**Description of the task:** Count each line in which the word "JSON" appears. Reply with the total and nothing more.

**Dataset:**
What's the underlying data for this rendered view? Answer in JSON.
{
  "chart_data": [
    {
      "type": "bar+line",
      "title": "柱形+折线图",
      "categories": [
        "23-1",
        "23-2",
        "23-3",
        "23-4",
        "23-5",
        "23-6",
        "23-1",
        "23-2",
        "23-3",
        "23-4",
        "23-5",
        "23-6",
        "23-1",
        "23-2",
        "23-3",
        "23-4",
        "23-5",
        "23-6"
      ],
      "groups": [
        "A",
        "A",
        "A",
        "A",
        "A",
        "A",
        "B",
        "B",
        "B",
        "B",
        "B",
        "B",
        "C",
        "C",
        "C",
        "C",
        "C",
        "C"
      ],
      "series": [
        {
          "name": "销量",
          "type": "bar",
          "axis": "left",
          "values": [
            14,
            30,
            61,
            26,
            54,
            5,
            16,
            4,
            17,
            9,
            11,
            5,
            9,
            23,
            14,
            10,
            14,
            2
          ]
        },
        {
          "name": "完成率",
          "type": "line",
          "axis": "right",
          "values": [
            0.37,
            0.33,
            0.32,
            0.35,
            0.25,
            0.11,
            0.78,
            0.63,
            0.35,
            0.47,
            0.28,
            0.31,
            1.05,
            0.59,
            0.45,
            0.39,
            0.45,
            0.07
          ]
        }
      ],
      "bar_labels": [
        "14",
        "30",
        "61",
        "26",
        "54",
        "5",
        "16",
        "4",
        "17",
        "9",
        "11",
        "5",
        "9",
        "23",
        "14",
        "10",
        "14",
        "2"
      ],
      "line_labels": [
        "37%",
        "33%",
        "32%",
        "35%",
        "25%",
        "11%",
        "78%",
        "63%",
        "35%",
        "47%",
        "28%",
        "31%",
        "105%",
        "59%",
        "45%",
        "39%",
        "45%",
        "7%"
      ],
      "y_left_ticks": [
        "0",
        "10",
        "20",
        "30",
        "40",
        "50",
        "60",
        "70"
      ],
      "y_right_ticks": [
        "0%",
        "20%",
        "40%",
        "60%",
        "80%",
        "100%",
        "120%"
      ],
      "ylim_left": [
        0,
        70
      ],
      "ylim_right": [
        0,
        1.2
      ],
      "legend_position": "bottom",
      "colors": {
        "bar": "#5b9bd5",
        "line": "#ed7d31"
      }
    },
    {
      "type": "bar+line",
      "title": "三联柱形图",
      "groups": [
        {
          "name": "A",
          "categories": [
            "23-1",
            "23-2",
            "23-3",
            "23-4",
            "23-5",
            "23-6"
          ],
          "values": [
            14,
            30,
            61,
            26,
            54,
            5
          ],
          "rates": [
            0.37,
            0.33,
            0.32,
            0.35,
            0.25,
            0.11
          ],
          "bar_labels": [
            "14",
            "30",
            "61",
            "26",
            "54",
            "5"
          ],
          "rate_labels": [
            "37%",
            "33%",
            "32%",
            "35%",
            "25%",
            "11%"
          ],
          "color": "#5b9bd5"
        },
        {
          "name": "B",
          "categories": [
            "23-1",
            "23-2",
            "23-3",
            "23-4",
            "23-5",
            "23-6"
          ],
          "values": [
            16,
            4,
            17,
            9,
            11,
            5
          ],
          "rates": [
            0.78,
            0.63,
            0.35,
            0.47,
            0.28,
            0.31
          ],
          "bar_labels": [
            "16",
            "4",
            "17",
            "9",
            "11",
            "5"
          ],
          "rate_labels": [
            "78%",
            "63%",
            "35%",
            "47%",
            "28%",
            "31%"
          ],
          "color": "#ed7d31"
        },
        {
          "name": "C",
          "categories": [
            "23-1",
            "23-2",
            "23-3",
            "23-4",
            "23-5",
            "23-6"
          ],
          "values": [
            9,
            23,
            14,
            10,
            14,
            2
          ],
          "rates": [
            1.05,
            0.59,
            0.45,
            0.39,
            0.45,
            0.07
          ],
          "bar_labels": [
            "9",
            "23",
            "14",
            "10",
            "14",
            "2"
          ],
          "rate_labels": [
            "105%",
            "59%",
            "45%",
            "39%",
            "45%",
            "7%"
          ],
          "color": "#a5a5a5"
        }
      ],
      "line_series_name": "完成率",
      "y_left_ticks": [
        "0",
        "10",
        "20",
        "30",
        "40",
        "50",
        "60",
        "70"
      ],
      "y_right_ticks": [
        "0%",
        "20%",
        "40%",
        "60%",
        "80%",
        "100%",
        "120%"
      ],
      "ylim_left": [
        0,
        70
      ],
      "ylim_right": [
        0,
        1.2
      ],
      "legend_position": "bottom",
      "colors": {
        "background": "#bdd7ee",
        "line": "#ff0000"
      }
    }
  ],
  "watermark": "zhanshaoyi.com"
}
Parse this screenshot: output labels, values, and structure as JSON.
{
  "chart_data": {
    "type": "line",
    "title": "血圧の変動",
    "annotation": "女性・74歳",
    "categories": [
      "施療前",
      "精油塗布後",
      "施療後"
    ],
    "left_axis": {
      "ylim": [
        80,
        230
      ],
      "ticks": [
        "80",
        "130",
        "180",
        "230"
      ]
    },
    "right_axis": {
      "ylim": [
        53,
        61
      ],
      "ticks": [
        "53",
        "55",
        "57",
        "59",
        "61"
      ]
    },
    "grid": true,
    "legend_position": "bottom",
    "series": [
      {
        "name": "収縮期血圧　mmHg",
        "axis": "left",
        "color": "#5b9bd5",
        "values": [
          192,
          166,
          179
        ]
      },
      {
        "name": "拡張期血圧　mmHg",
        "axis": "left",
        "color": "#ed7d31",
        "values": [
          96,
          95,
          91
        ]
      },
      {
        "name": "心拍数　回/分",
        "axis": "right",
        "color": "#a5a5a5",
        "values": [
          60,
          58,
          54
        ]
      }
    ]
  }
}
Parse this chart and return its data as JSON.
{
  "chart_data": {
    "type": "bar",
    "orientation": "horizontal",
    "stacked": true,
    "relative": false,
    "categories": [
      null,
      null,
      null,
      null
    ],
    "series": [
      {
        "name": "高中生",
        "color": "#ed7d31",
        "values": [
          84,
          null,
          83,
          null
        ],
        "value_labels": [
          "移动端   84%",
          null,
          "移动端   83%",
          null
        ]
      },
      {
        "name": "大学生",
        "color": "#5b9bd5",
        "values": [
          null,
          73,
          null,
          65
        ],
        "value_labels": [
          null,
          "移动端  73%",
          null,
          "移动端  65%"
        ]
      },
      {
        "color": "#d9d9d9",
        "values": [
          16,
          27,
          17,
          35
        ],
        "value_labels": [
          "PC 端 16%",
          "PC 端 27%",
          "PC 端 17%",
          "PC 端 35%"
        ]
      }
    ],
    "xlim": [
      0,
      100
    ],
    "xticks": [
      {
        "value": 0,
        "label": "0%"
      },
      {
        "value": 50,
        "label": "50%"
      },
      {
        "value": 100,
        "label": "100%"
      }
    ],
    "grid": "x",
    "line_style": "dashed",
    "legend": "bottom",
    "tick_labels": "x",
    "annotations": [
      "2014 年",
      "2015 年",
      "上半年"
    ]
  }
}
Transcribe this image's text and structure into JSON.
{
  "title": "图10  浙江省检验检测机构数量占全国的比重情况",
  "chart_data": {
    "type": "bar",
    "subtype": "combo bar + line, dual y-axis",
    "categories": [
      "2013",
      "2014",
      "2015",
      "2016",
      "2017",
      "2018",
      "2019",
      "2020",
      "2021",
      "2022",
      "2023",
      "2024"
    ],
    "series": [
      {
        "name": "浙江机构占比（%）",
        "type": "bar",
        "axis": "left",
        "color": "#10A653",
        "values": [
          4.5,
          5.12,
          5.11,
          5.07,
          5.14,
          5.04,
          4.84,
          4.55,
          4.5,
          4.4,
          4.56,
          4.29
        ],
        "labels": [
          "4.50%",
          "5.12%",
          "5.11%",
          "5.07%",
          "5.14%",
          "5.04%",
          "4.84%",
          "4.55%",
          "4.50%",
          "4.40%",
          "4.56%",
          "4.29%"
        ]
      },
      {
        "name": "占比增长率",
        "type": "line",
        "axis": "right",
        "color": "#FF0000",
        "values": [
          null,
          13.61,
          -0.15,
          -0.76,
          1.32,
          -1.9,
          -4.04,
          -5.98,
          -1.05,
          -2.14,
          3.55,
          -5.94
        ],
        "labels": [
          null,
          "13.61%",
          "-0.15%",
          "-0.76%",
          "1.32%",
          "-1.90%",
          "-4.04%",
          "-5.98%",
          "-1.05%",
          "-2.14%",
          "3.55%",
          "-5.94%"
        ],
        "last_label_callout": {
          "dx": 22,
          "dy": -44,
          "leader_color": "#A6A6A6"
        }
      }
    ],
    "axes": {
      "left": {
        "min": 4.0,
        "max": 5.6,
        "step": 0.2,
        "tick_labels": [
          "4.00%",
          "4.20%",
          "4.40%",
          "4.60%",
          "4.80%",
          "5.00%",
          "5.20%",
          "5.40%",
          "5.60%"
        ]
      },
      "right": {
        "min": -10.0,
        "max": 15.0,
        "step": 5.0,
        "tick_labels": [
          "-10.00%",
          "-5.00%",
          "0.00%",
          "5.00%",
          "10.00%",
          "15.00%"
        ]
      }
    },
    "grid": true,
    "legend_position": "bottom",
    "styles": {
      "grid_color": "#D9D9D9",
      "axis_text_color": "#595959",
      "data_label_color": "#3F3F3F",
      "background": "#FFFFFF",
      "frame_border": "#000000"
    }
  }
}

**Full solution:** 4